Records from a data collection
------------------------------------------------------------------------

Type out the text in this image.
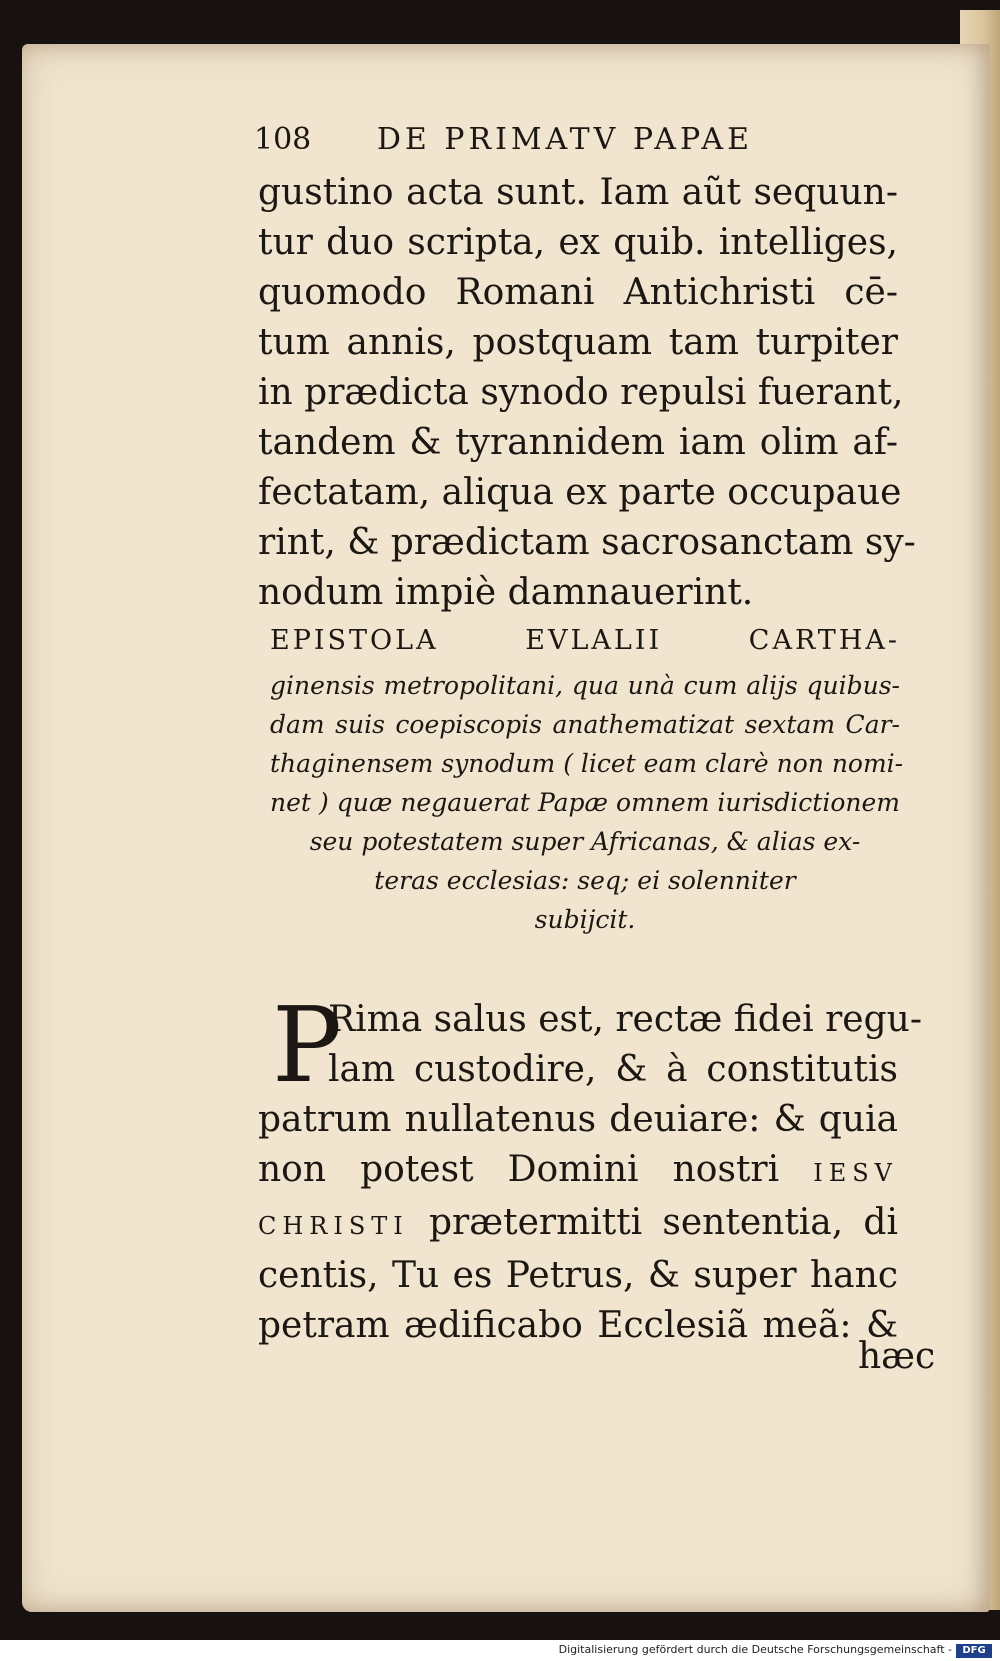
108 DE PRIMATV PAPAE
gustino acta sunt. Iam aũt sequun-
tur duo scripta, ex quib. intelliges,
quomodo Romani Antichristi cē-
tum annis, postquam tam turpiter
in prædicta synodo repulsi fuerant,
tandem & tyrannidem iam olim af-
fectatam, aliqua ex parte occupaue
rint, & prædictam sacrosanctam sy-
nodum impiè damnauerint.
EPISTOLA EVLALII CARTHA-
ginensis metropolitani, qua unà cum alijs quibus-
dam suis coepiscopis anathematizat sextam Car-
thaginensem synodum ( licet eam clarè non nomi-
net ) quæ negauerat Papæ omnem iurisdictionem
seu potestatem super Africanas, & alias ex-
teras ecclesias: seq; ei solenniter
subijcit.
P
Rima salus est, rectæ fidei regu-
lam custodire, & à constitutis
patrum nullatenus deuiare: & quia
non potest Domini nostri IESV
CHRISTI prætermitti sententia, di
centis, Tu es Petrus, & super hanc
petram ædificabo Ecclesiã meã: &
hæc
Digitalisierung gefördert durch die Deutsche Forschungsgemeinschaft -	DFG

------------------------------------------------------------------------

In your copy of the records, include no pictures; repeat everything else exactly.

Type out the text in this image.
108 DE PRIMATV PAPAE
gustino acta sunt. Iam aũt sequun-
tur duo scripta, ex quib. intelliges,
quomodo Romani Antichristi cē-
tum annis, postquam tam turpiter
in prædicta synodo repulsi fuerant,
tandem & tyrannidem iam olim af-
fectatam, aliqua ex parte occupaue
rint, & prædictam sacrosanctam sy-
nodum impiè damnauerint.
EPISTOLA EVLALII CARTHA-
ginensis metropolitani, qua unà cum alijs quibus-
dam suis coepiscopis anathematizat sextam Car-
thaginensem synodum ( licet eam clarè non nomi-
net ) quæ negauerat Papæ omnem iurisdictionem
seu potestatem super Africanas, & alias ex-
teras ecclesias: seq; ei solenniter
subijcit.
P
Rima salus est, rectæ fidei regu-
lam custodire, & à constitutis
patrum nullatenus deuiare: & quia
non potest Domini nostri IESV
CHRISTI prætermitti sententia, di
centis, Tu es Petrus, & super hanc
petram ædificabo Ecclesiã meã: &
hæc
Digitalisierung gefördert durch die Deutsche Forschungsgemeinschaft -	DFG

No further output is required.